## DATASET EXTRACT
□ □ □

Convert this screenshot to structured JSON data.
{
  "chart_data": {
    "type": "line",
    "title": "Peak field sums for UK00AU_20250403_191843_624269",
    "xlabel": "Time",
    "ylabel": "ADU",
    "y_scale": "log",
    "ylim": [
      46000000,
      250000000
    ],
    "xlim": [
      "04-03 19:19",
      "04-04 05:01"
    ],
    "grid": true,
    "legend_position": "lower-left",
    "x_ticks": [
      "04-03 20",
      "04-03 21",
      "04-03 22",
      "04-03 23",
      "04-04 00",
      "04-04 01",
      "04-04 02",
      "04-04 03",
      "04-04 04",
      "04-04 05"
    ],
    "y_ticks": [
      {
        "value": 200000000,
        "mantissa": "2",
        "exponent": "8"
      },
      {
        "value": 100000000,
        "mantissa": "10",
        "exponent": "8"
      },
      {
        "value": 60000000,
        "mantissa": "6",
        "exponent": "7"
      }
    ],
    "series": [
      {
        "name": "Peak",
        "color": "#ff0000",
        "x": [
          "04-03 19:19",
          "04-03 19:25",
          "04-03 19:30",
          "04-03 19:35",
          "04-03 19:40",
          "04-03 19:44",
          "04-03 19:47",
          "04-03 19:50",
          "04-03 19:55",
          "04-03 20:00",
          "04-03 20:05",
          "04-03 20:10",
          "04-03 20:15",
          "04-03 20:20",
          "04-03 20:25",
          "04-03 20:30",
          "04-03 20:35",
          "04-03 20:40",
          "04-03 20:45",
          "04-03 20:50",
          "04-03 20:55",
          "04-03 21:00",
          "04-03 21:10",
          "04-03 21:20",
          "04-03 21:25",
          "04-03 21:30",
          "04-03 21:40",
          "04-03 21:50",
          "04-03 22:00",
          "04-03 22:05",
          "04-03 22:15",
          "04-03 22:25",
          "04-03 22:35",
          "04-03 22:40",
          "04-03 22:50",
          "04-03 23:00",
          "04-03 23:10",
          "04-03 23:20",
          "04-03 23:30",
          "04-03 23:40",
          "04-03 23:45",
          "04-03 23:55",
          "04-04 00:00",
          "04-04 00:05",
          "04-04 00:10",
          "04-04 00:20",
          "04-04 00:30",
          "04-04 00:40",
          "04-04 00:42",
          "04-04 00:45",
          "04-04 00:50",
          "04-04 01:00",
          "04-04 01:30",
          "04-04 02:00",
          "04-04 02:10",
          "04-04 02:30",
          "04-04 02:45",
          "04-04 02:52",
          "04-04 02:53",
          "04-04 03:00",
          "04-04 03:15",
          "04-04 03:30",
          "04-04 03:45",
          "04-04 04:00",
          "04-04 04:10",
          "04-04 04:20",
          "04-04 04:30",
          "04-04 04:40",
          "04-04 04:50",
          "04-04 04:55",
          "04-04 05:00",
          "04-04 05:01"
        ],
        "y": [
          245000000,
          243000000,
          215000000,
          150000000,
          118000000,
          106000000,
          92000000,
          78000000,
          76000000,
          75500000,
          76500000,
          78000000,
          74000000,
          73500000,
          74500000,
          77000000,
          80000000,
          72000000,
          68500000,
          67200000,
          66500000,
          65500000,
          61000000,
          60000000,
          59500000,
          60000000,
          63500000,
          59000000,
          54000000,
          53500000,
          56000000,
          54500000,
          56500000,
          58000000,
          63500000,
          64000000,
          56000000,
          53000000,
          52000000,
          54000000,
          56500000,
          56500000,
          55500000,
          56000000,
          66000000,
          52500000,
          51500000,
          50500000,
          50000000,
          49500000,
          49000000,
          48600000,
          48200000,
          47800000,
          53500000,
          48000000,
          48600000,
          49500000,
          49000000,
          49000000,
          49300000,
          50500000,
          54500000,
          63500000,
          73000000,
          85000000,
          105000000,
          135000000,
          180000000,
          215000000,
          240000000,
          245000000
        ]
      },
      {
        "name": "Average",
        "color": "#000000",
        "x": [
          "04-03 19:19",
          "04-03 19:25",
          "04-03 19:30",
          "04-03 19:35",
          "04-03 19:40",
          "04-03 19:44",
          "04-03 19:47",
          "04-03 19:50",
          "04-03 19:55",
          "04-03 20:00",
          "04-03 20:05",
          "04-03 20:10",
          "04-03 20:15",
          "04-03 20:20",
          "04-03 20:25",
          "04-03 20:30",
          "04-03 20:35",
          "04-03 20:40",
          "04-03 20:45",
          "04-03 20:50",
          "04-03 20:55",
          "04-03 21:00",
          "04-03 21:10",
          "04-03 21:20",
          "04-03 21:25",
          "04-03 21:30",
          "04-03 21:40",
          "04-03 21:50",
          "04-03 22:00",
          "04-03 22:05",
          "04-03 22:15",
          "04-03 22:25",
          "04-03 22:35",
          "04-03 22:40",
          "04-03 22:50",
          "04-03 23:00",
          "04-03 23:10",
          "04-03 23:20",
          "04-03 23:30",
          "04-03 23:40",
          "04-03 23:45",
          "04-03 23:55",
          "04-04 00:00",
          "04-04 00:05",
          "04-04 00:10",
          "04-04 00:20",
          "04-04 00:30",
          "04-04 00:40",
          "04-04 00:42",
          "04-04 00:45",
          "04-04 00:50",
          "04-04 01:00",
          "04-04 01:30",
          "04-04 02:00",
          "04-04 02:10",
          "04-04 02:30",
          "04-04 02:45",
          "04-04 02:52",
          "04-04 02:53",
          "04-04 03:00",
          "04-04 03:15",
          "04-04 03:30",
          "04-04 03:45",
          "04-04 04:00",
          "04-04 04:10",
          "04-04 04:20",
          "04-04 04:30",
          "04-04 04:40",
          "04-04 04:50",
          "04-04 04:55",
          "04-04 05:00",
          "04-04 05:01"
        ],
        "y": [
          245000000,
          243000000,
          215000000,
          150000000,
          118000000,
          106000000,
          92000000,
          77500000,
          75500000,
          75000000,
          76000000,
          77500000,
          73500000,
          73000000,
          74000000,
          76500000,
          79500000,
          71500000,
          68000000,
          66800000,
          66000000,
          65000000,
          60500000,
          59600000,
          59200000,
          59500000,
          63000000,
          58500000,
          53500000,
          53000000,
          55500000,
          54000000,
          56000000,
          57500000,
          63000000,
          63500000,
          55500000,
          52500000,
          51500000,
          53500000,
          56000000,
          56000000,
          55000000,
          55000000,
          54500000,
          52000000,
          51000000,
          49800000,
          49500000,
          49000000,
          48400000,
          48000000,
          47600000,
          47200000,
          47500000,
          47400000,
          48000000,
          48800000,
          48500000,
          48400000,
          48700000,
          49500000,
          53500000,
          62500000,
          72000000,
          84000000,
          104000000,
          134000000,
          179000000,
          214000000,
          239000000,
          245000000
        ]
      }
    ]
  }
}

□ □ □

## AIM
Return each line of the records above exactly as it reads.

## RESPONSE TO THIS TASK
Convert this screenshot to structured JSON data.
{
  "chart_data": {
    "type": "line",
    "title": "Peak field sums for UK00AU_20250403_191843_624269",
    "xlabel": "Time",
    "ylabel": "ADU",
    "y_scale": "log",
    "ylim": [
      46000000,
      250000000
    ],
    "xlim": [
      "04-03 19:19",
      "04-04 05:01"
    ],
    "grid": true,
    "legend_position": "lower-left",
    "x_ticks": [
      "04-03 20",
      "04-03 21",
      "04-03 22",
      "04-03 23",
      "04-04 00",
      "04-04 01",
      "04-04 02",
      "04-04 03",
      "04-04 04",
      "04-04 05"
    ],
    "y_ticks": [
      {
        "value": 200000000,
        "mantissa": "2",
        "exponent": "8"
      },
      {
        "value": 100000000,
        "mantissa": "10",
        "exponent": "8"
      },
      {
        "value": 60000000,
        "mantissa": "6",
        "exponent": "7"
      }
    ],
    "series": [
      {
        "name": "Peak",
        "color": "#ff0000",
        "x": [
          "04-03 19:19",
          "04-03 19:25",
          "04-03 19:30",
          "04-03 19:35",
          "04-03 19:40",
          "04-03 19:44",
          "04-03 19:47",
          "04-03 19:50",
          "04-03 19:55",
          "04-03 20:00",
          "04-03 20:05",
          "04-03 20:10",
          "04-03 20:15",
          "04-03 20:20",
          "04-03 20:25",
          "04-03 20:30",
          "04-03 20:35",
          "04-03 20:40",
          "04-03 20:45",
          "04-03 20:50",
          "04-03 20:55",
          "04-03 21:00",
          "04-03 21:10",
          "04-03 21:20",
          "04-03 21:25",
          "04-03 21:30",
          "04-03 21:40",
          "04-03 21:50",
          "04-03 22:00",
          "04-03 22:05",
          "04-03 22:15",
          "04-03 22:25",
          "04-03 22:35",
          "04-03 22:40",
          "04-03 22:50",
          "04-03 23:00",
          "04-03 23:10",
          "04-03 23:20",
          "04-03 23:30",
          "04-03 23:40",
          "04-03 23:45",
          "04-03 23:55",
          "04-04 00:00",
          "04-04 00:05",
          "04-04 00:10",
          "04-04 00:20",
          "04-04 00:30",
          "04-04 00:40",
          "04-04 00:42",
          "04-04 00:45",
          "04-04 00:50",
          "04-04 01:00",
          "04-04 01:30",
          "04-04 02:00",
          "04-04 02:10",
          "04-04 02:30",
          "04-04 02:45",
          "04-04 02:52",
          "04-04 02:53",
          "04-04 03:00",
          "04-04 03:15",
          "04-04 03:30",
          "04-04 03:45",
          "04-04 04:00",
          "04-04 04:10",
          "04-04 04:20",
          "04-04 04:30",
          "04-04 04:40",
          "04-04 04:50",
          "04-04 04:55",
          "04-04 05:00",
          "04-04 05:01"
        ],
        "y": [
          245000000,
          243000000,
          215000000,
          150000000,
          118000000,
          106000000,
          92000000,
          78000000,
          76000000,
          75500000,
          76500000,
          78000000,
          74000000,
          73500000,
          74500000,
          77000000,
          80000000,
          72000000,
          68500000,
          67200000,
          66500000,
          65500000,
          61000000,
          60000000,
          59500000,
          60000000,
          63500000,
          59000000,
          54000000,
          53500000,
          56000000,
          54500000,
          56500000,
          58000000,
          63500000,
          64000000,
          56000000,
          53000000,
          52000000,
          54000000,
          56500000,
          56500000,
          55500000,
          56000000,
          66000000,
          52500000,
          51500000,
          50500000,
          50000000,
          49500000,
          49000000,
          48600000,
          48200000,
          47800000,
          53500000,
          48000000,
          48600000,
          49500000,
          49000000,
          49000000,
          49300000,
          50500000,
          54500000,
          63500000,
          73000000,
          85000000,
          105000000,
          135000000,
          180000000,
          215000000,
          240000000,
          245000000
        ]
      },
      {
        "name": "Average",
        "color": "#000000",
        "x": [
          "04-03 19:19",
          "04-03 19:25",
          "04-03 19:30",
          "04-03 19:35",
          "04-03 19:40",
          "04-03 19:44",
          "04-03 19:47",
          "04-03 19:50",
          "04-03 19:55",
          "04-03 20:00",
          "04-03 20:05",
          "04-03 20:10",
          "04-03 20:15",
          "04-03 20:20",
          "04-03 20:25",
          "04-03 20:30",
          "04-03 20:35",
          "04-03 20:40",
          "04-03 20:45",
          "04-03 20:50",
          "04-03 20:55",
          "04-03 21:00",
          "04-03 21:10",
          "04-03 21:20",
          "04-03 21:25",
          "04-03 21:30",
          "04-03 21:40",
          "04-03 21:50",
          "04-03 22:00",
          "04-03 22:05",
          "04-03 22:15",
          "04-03 22:25",
          "04-03 22:35",
          "04-03 22:40",
          "04-03 22:50",
          "04-03 23:00",
          "04-03 23:10",
          "04-03 23:20",
          "04-03 23:30",
          "04-03 23:40",
          "04-03 23:45",
          "04-03 23:55",
          "04-04 00:00",
          "04-04 00:05",
          "04-04 00:10",
          "04-04 00:20",
          "04-04 00:30",
          "04-04 00:40",
          "04-04 00:42",
          "04-04 00:45",
          "04-04 00:50",
          "04-04 01:00",
          "04-04 01:30",
          "04-04 02:00",
          "04-04 02:10",
          "04-04 02:30",
          "04-04 02:45",
          "04-04 02:52",
          "04-04 02:53",
          "04-04 03:00",
          "04-04 03:15",
          "04-04 03:30",
          "04-04 03:45",
          "04-04 04:00",
          "04-04 04:10",
          "04-04 04:20",
          "04-04 04:30",
          "04-04 04:40",
          "04-04 04:50",
          "04-04 04:55",
          "04-04 05:00",
          "04-04 05:01"
        ],
        "y": [
          245000000,
          243000000,
          215000000,
          150000000,
          118000000,
          106000000,
          92000000,
          77500000,
          75500000,
          75000000,
          76000000,
          77500000,
          73500000,
          73000000,
          74000000,
          76500000,
          79500000,
          71500000,
          68000000,
          66800000,
          66000000,
          65000000,
          60500000,
          59600000,
          59200000,
          59500000,
          63000000,
          58500000,
          53500000,
          53000000,
          55500000,
          54000000,
          56000000,
          57500000,
          63000000,
          63500000,
          55500000,
          52500000,
          51500000,
          53500000,
          56000000,
          56000000,
          55000000,
          55000000,
          54500000,
          52000000,
          51000000,
          49800000,
          49500000,
          49000000,
          48400000,
          48000000,
          47600000,
          47200000,
          47500000,
          47400000,
          48000000,
          48800000,
          48500000,
          48400000,
          48700000,
          49500000,
          53500000,
          62500000,
          72000000,
          84000000,
          104000000,
          134000000,
          179000000,
          214000000,
          239000000,
          245000000
        ]
      }
    ]
  }
}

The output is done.